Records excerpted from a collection
------------------------
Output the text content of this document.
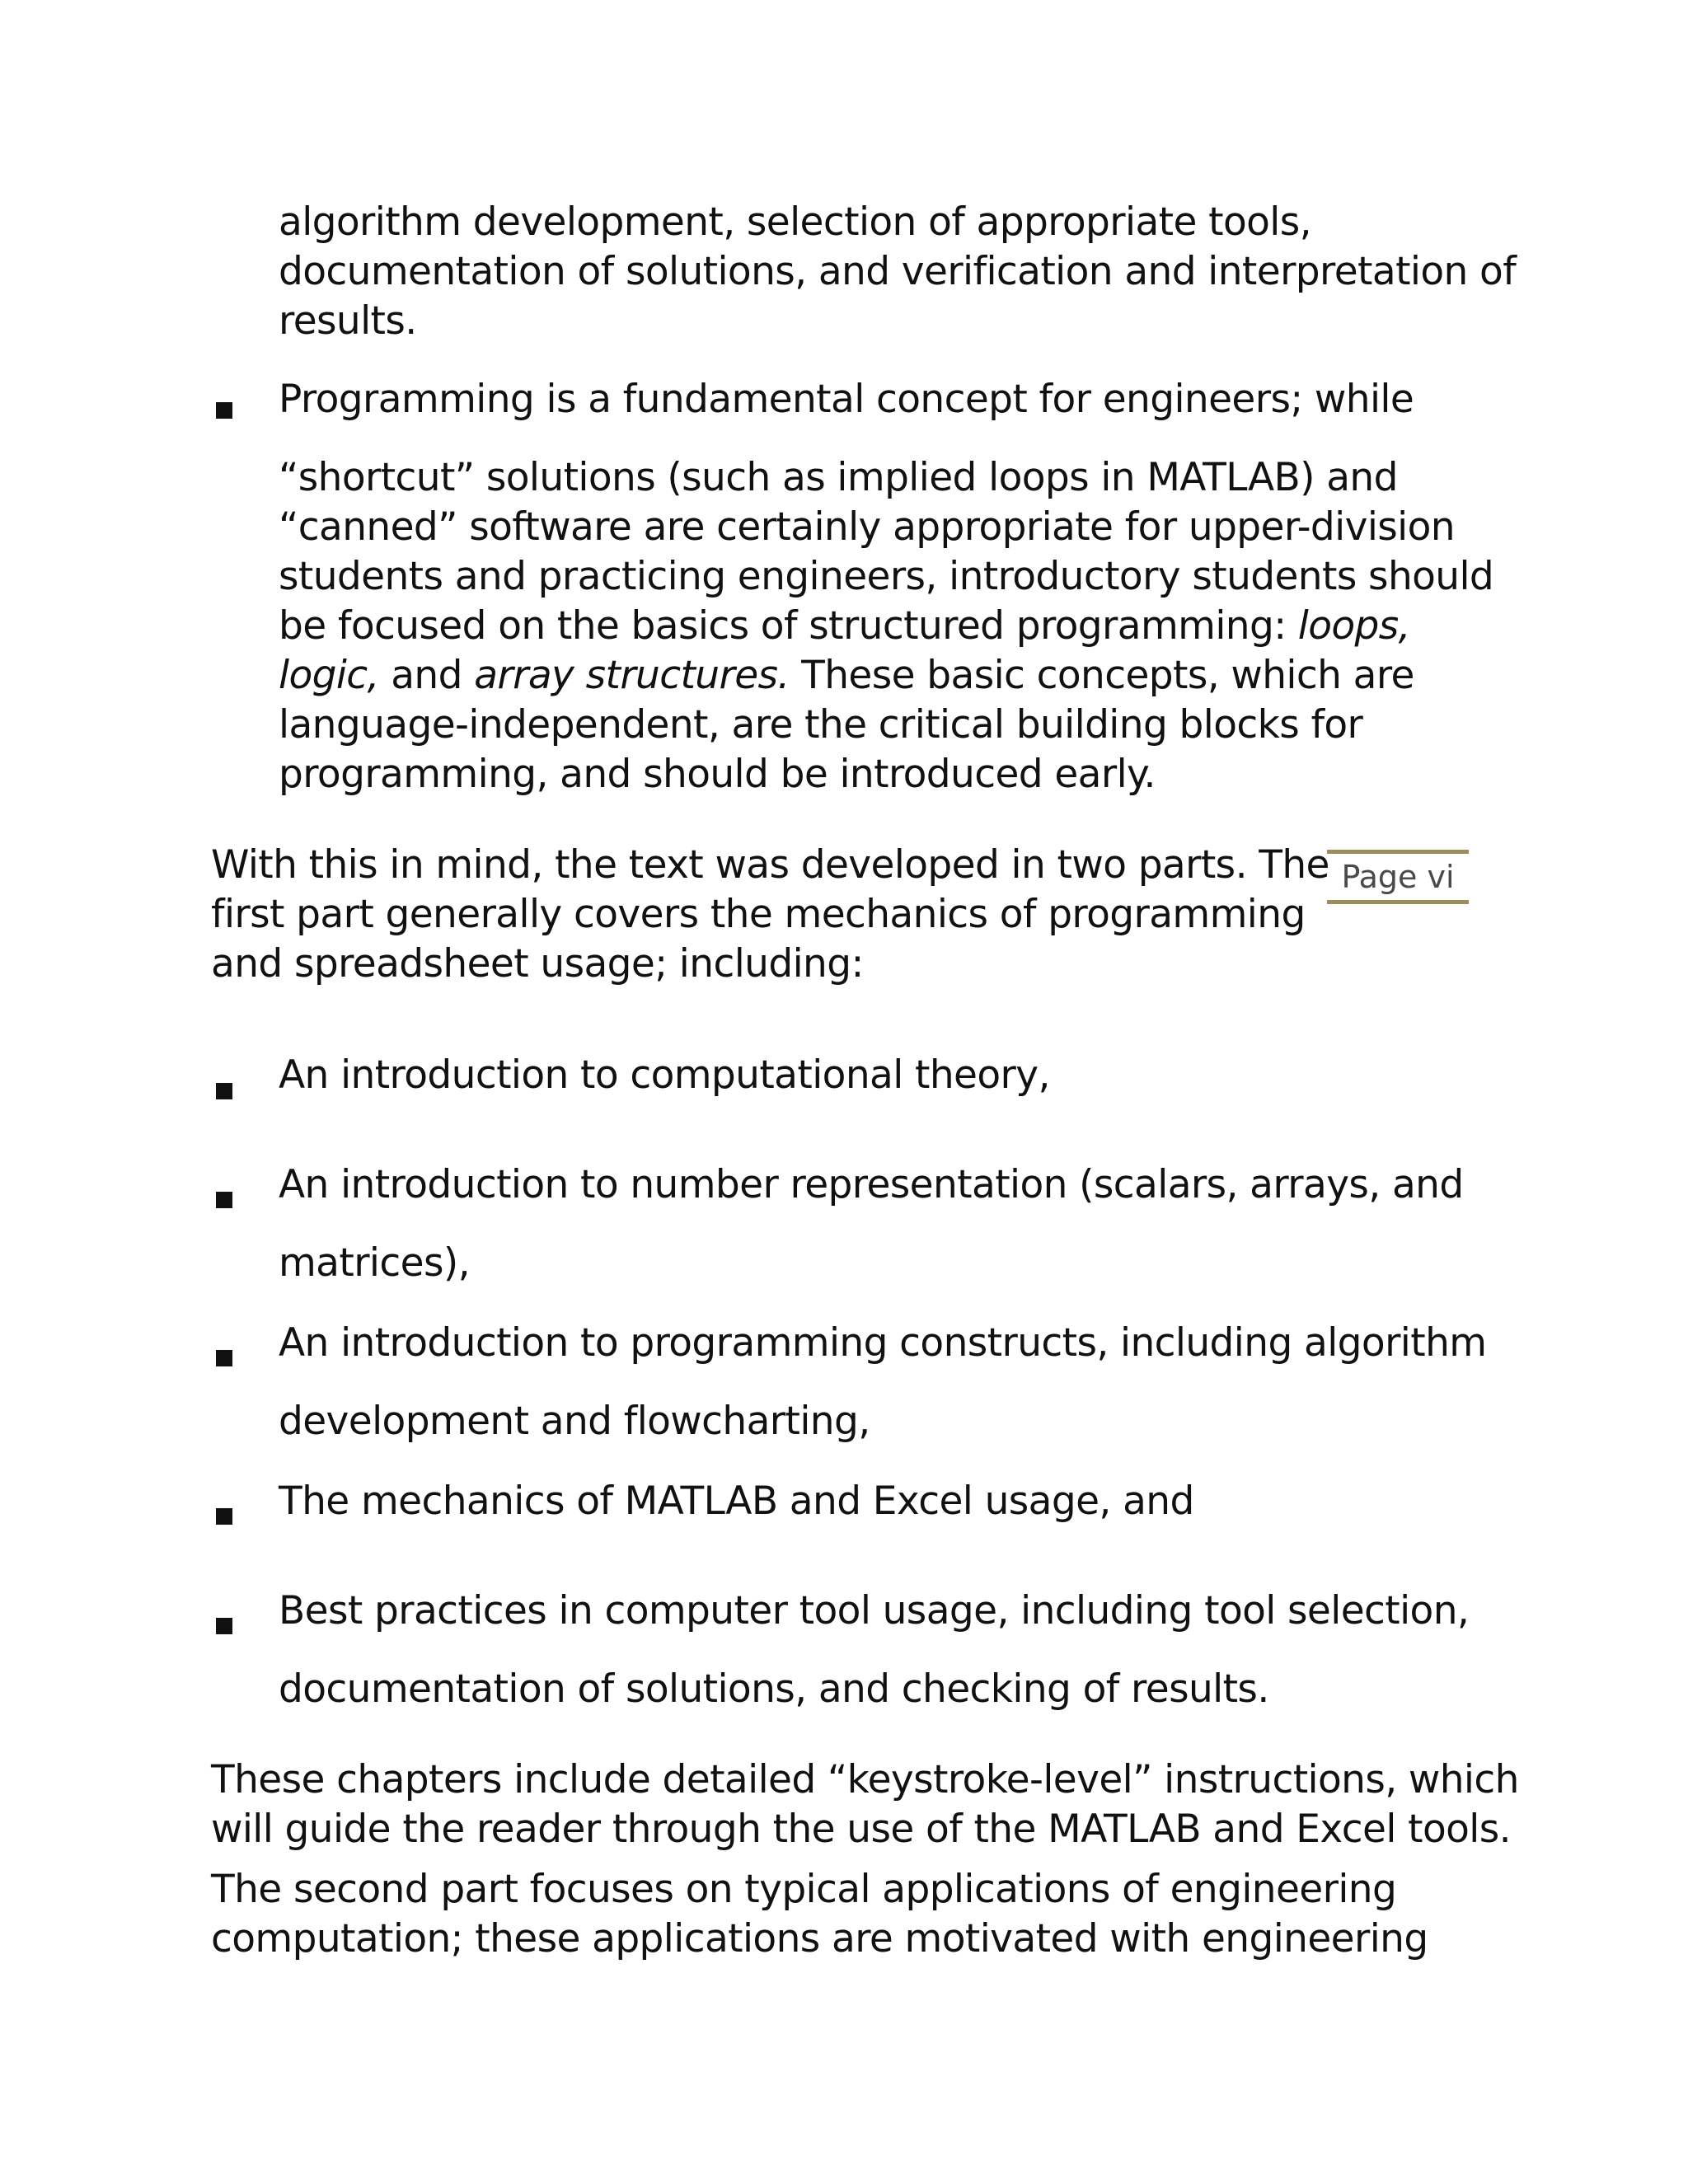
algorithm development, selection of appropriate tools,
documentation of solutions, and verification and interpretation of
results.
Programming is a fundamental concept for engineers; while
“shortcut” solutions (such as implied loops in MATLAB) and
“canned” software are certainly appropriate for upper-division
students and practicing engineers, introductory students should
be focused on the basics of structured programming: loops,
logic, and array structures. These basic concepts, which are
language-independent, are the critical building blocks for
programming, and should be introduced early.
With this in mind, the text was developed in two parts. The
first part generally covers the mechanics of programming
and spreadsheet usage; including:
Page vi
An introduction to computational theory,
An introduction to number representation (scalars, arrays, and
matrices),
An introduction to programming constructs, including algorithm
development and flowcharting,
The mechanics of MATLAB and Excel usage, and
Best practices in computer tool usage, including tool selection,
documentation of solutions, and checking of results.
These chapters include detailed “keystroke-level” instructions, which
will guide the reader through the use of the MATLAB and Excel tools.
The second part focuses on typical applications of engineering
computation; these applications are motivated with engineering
------------------------
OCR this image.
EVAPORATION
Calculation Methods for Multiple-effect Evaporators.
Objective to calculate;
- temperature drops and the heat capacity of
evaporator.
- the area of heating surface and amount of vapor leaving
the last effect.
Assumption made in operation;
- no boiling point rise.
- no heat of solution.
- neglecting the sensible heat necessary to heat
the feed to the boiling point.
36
------------------------
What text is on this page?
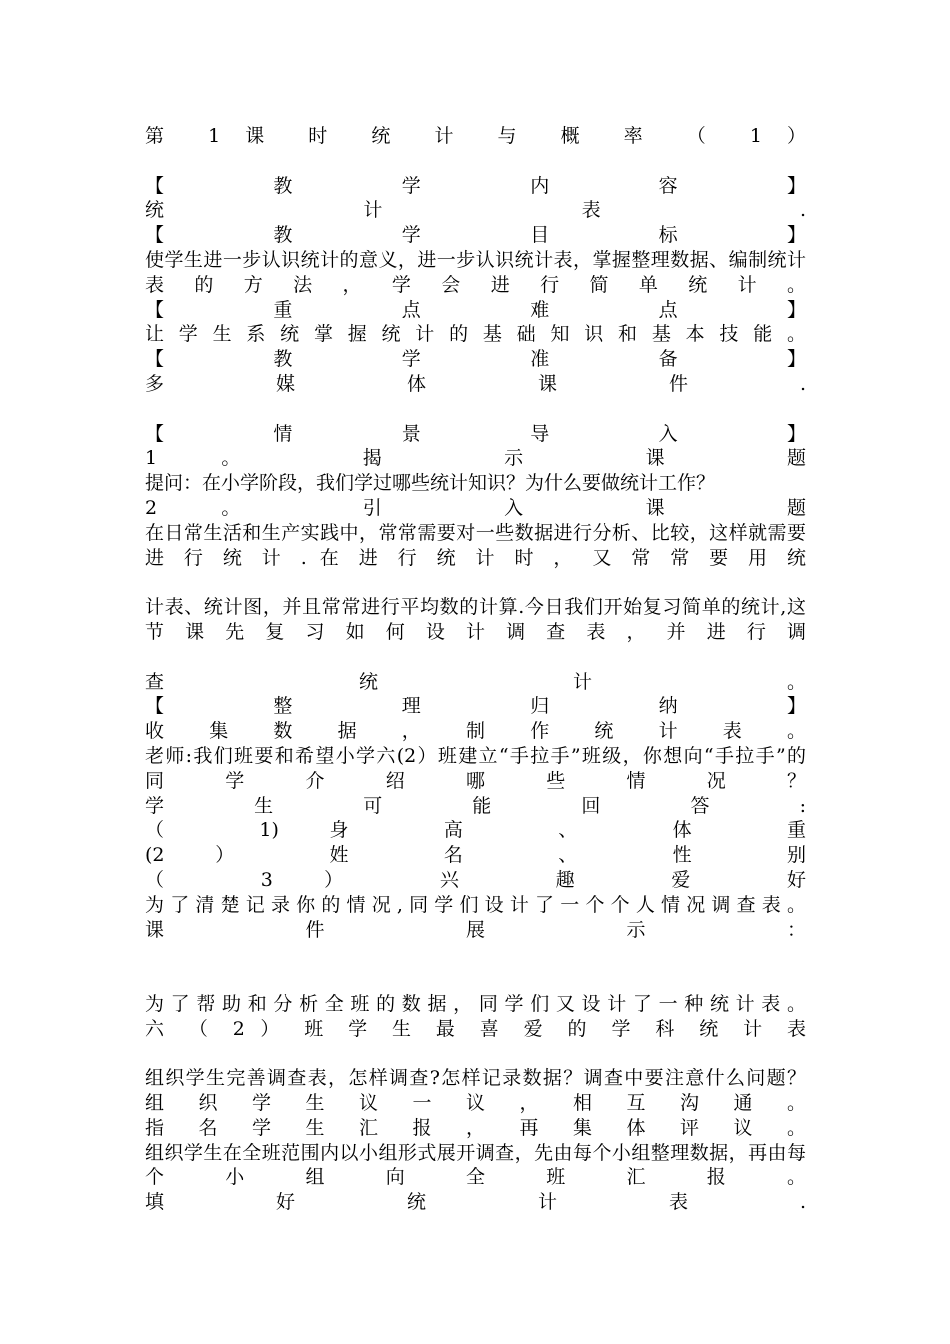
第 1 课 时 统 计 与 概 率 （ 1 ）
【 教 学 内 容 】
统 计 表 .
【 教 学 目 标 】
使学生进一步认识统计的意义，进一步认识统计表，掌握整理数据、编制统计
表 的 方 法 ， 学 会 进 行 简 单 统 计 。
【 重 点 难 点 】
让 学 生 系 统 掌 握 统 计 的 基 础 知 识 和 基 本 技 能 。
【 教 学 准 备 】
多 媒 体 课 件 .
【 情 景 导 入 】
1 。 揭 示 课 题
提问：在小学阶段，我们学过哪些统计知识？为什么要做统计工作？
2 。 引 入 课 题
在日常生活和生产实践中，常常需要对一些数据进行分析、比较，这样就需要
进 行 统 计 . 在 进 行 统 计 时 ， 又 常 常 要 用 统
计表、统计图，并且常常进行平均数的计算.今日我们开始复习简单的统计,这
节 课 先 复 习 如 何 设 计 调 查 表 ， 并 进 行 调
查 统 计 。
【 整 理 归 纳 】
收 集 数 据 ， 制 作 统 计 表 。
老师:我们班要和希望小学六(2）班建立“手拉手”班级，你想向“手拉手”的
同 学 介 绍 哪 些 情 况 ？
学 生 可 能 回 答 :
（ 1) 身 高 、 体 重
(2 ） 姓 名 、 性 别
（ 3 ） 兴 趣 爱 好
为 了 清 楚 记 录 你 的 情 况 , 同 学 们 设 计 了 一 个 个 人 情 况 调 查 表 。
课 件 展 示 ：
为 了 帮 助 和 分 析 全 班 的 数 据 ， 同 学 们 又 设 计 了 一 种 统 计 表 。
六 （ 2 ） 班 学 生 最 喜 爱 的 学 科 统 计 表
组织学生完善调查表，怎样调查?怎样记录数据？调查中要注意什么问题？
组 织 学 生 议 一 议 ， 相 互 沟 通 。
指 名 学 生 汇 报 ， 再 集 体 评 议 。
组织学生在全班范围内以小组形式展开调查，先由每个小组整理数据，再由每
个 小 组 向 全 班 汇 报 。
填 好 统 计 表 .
------------------------
To do -
Scan the records for the string "effect". Copy each line in which it appears.

Final result -
Calculation Methods for Multiple-effect Evaporators.
the last effect.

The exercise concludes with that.